*TO DO*: Would you transcribe the whole listing exactly, minus its pictures?

(Dataset excerpts)
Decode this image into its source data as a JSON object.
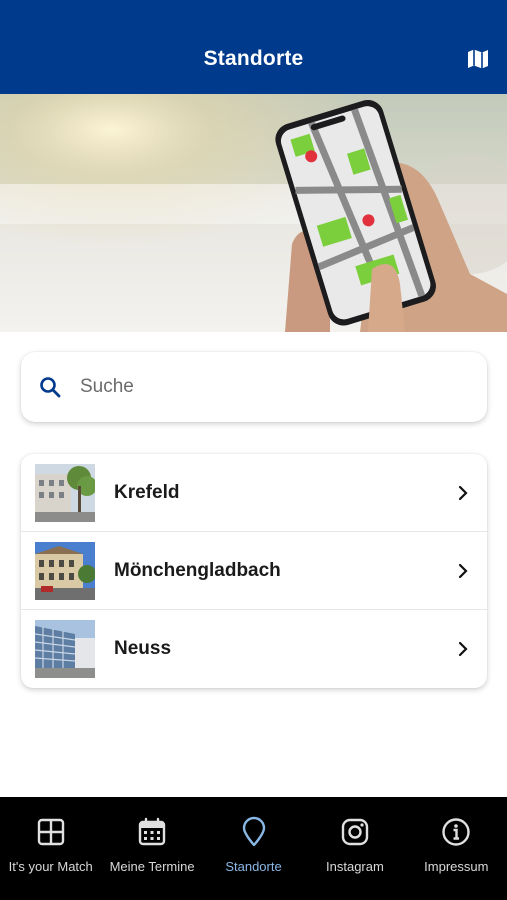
{
  "header": {
    "title": "Standorte",
    "map_icon": "map-icon"
  },
  "hero": {
    "description_icon": "phone-map-illustration"
  },
  "search": {
    "placeholder": "Suche",
    "value": "",
    "icon": "search-icon"
  },
  "locations": [
    {
      "label": "Krefeld",
      "icon": "chevron-right-icon"
    },
    {
      "label": "Mönchengladbach",
      "icon": "chevron-right-icon"
    },
    {
      "label": "Neuss",
      "icon": "chevron-right-icon"
    }
  ],
  "nav": {
    "items": [
      {
        "label": "It's your Match",
        "icon": "grid-icon",
        "active": false
      },
      {
        "label": "Meine Termine",
        "icon": "calendar-icon",
        "active": false
      },
      {
        "label": "Standorte",
        "icon": "location-pin-icon",
        "active": true
      },
      {
        "label": "Instagram",
        "icon": "instagram-icon",
        "active": false
      },
      {
        "label": "Impressum",
        "icon": "info-icon",
        "active": false
      }
    ]
  },
  "colors": {
    "primary": "#003a8c",
    "nav_background": "#000000",
    "nav_active": "#8ab8e6",
    "map_green": "#7ccf3c",
    "pin_red": "#e0313d"
  }
}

*EXPECTED ANSWER*:
Decode this image into its source data as a JSON object.
{
  "header": {
    "title": "Standorte",
    "map_icon": "map-icon"
  },
  "hero": {
    "description_icon": "phone-map-illustration"
  },
  "search": {
    "placeholder": "Suche",
    "value": "",
    "icon": "search-icon"
  },
  "locations": [
    {
      "label": "Krefeld",
      "icon": "chevron-right-icon"
    },
    {
      "label": "Mönchengladbach",
      "icon": "chevron-right-icon"
    },
    {
      "label": "Neuss",
      "icon": "chevron-right-icon"
    }
  ],
  "nav": {
    "items": [
      {
        "label": "It's your Match",
        "icon": "grid-icon",
        "active": false
      },
      {
        "label": "Meine Termine",
        "icon": "calendar-icon",
        "active": false
      },
      {
        "label": "Standorte",
        "icon": "location-pin-icon",
        "active": true
      },
      {
        "label": "Instagram",
        "icon": "instagram-icon",
        "active": false
      },
      {
        "label": "Impressum",
        "icon": "info-icon",
        "active": false
      }
    ]
  },
  "colors": {
    "primary": "#003a8c",
    "nav_background": "#000000",
    "nav_active": "#8ab8e6",
    "map_green": "#7ccf3c",
    "pin_red": "#e0313d"
  }
}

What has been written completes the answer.